→ **DATA FOR THIS TASK**

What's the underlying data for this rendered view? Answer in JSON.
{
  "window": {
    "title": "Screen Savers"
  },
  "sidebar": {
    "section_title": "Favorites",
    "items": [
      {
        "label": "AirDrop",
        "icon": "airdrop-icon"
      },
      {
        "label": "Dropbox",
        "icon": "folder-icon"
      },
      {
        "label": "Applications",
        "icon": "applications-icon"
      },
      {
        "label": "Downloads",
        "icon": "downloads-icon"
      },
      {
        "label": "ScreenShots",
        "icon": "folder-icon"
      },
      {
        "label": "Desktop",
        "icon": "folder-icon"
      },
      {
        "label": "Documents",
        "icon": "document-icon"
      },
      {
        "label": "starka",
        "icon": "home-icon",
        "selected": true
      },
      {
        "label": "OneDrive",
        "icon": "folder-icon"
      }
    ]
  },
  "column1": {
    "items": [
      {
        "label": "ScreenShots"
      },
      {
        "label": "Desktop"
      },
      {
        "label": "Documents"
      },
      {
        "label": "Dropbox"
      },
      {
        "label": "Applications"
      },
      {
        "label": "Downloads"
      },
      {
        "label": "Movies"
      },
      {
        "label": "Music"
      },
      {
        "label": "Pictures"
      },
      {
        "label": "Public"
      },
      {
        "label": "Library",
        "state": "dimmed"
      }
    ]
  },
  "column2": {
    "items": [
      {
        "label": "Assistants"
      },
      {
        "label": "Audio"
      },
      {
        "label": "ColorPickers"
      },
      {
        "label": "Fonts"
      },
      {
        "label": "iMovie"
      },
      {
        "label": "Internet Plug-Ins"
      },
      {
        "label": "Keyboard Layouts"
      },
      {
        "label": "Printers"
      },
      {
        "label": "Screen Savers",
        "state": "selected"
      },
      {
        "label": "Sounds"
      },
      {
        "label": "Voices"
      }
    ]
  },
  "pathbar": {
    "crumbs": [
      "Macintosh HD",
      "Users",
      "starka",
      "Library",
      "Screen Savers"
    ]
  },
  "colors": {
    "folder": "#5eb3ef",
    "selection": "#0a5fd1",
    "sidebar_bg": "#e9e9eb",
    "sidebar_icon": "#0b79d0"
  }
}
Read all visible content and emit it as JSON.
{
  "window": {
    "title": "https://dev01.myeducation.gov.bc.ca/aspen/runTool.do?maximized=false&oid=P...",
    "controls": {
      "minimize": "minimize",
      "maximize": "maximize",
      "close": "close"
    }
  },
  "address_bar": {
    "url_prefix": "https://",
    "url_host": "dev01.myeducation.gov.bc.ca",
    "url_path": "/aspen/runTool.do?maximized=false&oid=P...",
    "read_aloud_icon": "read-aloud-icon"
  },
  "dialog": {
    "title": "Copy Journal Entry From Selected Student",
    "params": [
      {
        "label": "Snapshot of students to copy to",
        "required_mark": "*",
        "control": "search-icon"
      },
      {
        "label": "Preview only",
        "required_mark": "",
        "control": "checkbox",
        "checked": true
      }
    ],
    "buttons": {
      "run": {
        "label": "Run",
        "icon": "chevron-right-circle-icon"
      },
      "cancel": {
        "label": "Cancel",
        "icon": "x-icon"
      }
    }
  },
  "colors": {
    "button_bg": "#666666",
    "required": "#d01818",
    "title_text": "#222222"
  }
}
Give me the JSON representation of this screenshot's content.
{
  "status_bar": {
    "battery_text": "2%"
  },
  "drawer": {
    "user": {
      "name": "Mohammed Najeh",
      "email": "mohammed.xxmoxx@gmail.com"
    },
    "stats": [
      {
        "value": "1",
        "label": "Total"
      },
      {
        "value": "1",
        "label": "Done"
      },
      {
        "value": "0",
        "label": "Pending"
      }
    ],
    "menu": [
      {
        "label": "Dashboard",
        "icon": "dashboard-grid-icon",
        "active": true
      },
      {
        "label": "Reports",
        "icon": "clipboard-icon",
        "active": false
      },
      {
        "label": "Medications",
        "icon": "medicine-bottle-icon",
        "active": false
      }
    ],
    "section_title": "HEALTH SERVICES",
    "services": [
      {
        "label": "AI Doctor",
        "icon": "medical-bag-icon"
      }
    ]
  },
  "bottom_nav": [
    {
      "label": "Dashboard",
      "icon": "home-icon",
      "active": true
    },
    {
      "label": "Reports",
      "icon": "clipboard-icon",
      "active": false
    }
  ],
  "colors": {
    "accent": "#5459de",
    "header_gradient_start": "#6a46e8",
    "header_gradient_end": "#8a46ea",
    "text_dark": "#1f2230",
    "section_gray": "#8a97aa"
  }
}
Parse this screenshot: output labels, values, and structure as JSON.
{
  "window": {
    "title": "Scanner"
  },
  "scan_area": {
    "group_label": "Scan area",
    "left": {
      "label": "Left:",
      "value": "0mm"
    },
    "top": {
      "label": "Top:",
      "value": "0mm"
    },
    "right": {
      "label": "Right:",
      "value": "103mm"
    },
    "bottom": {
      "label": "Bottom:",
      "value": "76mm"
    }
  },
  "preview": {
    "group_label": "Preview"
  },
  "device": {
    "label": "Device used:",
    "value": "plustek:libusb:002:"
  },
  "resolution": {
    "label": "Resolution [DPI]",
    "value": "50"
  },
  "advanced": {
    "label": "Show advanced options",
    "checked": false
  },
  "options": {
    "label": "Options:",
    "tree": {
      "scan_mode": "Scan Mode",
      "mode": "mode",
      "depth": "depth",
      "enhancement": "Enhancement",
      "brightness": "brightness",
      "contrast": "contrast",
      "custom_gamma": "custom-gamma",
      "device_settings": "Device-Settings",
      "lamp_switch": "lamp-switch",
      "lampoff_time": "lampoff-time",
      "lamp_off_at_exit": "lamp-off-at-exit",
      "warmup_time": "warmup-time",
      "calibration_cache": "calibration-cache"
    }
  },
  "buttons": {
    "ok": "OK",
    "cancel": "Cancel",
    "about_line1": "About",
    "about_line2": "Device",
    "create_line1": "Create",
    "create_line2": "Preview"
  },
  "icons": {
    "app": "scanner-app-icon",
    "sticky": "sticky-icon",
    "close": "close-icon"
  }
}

→ **TASK INSTRUCTIONS**
The records above are to be copied in full, exactly as written.

→ **EXERCISE SOLUTION**
What's the underlying data for this rendered view? Answer in JSON.
{
  "window": {
    "title": "Screen Savers"
  },
  "sidebar": {
    "section_title": "Favorites",
    "items": [
      {
        "label": "AirDrop",
        "icon": "airdrop-icon"
      },
      {
        "label": "Dropbox",
        "icon": "folder-icon"
      },
      {
        "label": "Applications",
        "icon": "applications-icon"
      },
      {
        "label": "Downloads",
        "icon": "downloads-icon"
      },
      {
        "label": "ScreenShots",
        "icon": "folder-icon"
      },
      {
        "label": "Desktop",
        "icon": "folder-icon"
      },
      {
        "label": "Documents",
        "icon": "document-icon"
      },
      {
        "label": "starka",
        "icon": "home-icon",
        "selected": true
      },
      {
        "label": "OneDrive",
        "icon": "folder-icon"
      }
    ]
  },
  "column1": {
    "items": [
      {
        "label": "ScreenShots"
      },
      {
        "label": "Desktop"
      },
      {
        "label": "Documents"
      },
      {
        "label": "Dropbox"
      },
      {
        "label": "Applications"
      },
      {
        "label": "Downloads"
      },
      {
        "label": "Movies"
      },
      {
        "label": "Music"
      },
      {
        "label": "Pictures"
      },
      {
        "label": "Public"
      },
      {
        "label": "Library",
        "state": "dimmed"
      }
    ]
  },
  "column2": {
    "items": [
      {
        "label": "Assistants"
      },
      {
        "label": "Audio"
      },
      {
        "label": "ColorPickers"
      },
      {
        "label": "Fonts"
      },
      {
        "label": "iMovie"
      },
      {
        "label": "Internet Plug-Ins"
      },
      {
        "label": "Keyboard Layouts"
      },
      {
        "label": "Printers"
      },
      {
        "label": "Screen Savers",
        "state": "selected"
      },
      {
        "label": "Sounds"
      },
      {
        "label": "Voices"
      }
    ]
  },
  "pathbar": {
    "crumbs": [
      "Macintosh HD",
      "Users",
      "starka",
      "Library",
      "Screen Savers"
    ]
  },
  "colors": {
    "folder": "#5eb3ef",
    "selection": "#0a5fd1",
    "sidebar_bg": "#e9e9eb",
    "sidebar_icon": "#0b79d0"
  }
}
Read all visible content and emit it as JSON.
{
  "window": {
    "title": "https://dev01.myeducation.gov.bc.ca/aspen/runTool.do?maximized=false&oid=P...",
    "controls": {
      "minimize": "minimize",
      "maximize": "maximize",
      "close": "close"
    }
  },
  "address_bar": {
    "url_prefix": "https://",
    "url_host": "dev01.myeducation.gov.bc.ca",
    "url_path": "/aspen/runTool.do?maximized=false&oid=P...",
    "read_aloud_icon": "read-aloud-icon"
  },
  "dialog": {
    "title": "Copy Journal Entry From Selected Student",
    "params": [
      {
        "label": "Snapshot of students to copy to",
        "required_mark": "*",
        "control": "search-icon"
      },
      {
        "label": "Preview only",
        "required_mark": "",
        "control": "checkbox",
        "checked": true
      }
    ],
    "buttons": {
      "run": {
        "label": "Run",
        "icon": "chevron-right-circle-icon"
      },
      "cancel": {
        "label": "Cancel",
        "icon": "x-icon"
      }
    }
  },
  "colors": {
    "button_bg": "#666666",
    "required": "#d01818",
    "title_text": "#222222"
  }
}
Give me the JSON representation of this screenshot's content.
{
  "status_bar": {
    "battery_text": "2%"
  },
  "drawer": {
    "user": {
      "name": "Mohammed Najeh",
      "email": "mohammed.xxmoxx@gmail.com"
    },
    "stats": [
      {
        "value": "1",
        "label": "Total"
      },
      {
        "value": "1",
        "label": "Done"
      },
      {
        "value": "0",
        "label": "Pending"
      }
    ],
    "menu": [
      {
        "label": "Dashboard",
        "icon": "dashboard-grid-icon",
        "active": true
      },
      {
        "label": "Reports",
        "icon": "clipboard-icon",
        "active": false
      },
      {
        "label": "Medications",
        "icon": "medicine-bottle-icon",
        "active": false
      }
    ],
    "section_title": "HEALTH SERVICES",
    "services": [
      {
        "label": "AI Doctor",
        "icon": "medical-bag-icon"
      }
    ]
  },
  "bottom_nav": [
    {
      "label": "Dashboard",
      "icon": "home-icon",
      "active": true
    },
    {
      "label": "Reports",
      "icon": "clipboard-icon",
      "active": false
    }
  ],
  "colors": {
    "accent": "#5459de",
    "header_gradient_start": "#6a46e8",
    "header_gradient_end": "#8a46ea",
    "text_dark": "#1f2230",
    "section_gray": "#8a97aa"
  }
}
Parse this screenshot: output labels, values, and structure as JSON.
{
  "window": {
    "title": "Scanner"
  },
  "scan_area": {
    "group_label": "Scan area",
    "left": {
      "label": "Left:",
      "value": "0mm"
    },
    "top": {
      "label": "Top:",
      "value": "0mm"
    },
    "right": {
      "label": "Right:",
      "value": "103mm"
    },
    "bottom": {
      "label": "Bottom:",
      "value": "76mm"
    }
  },
  "preview": {
    "group_label": "Preview"
  },
  "device": {
    "label": "Device used:",
    "value": "plustek:libusb:002:"
  },
  "resolution": {
    "label": "Resolution [DPI]",
    "value": "50"
  },
  "advanced": {
    "label": "Show advanced options",
    "checked": false
  },
  "options": {
    "label": "Options:",
    "tree": {
      "scan_mode": "Scan Mode",
      "mode": "mode",
      "depth": "depth",
      "enhancement": "Enhancement",
      "brightness": "brightness",
      "contrast": "contrast",
      "custom_gamma": "custom-gamma",
      "device_settings": "Device-Settings",
      "lamp_switch": "lamp-switch",
      "lampoff_time": "lampoff-time",
      "lamp_off_at_exit": "lamp-off-at-exit",
      "warmup_time": "warmup-time",
      "calibration_cache": "calibration-cache"
    }
  },
  "buttons": {
    "ok": "OK",
    "cancel": "Cancel",
    "about_line1": "About",
    "about_line2": "Device",
    "create_line1": "Create",
    "create_line2": "Preview"
  },
  "icons": {
    "app": "scanner-app-icon",
    "sticky": "sticky-icon",
    "close": "close-icon"
  }
}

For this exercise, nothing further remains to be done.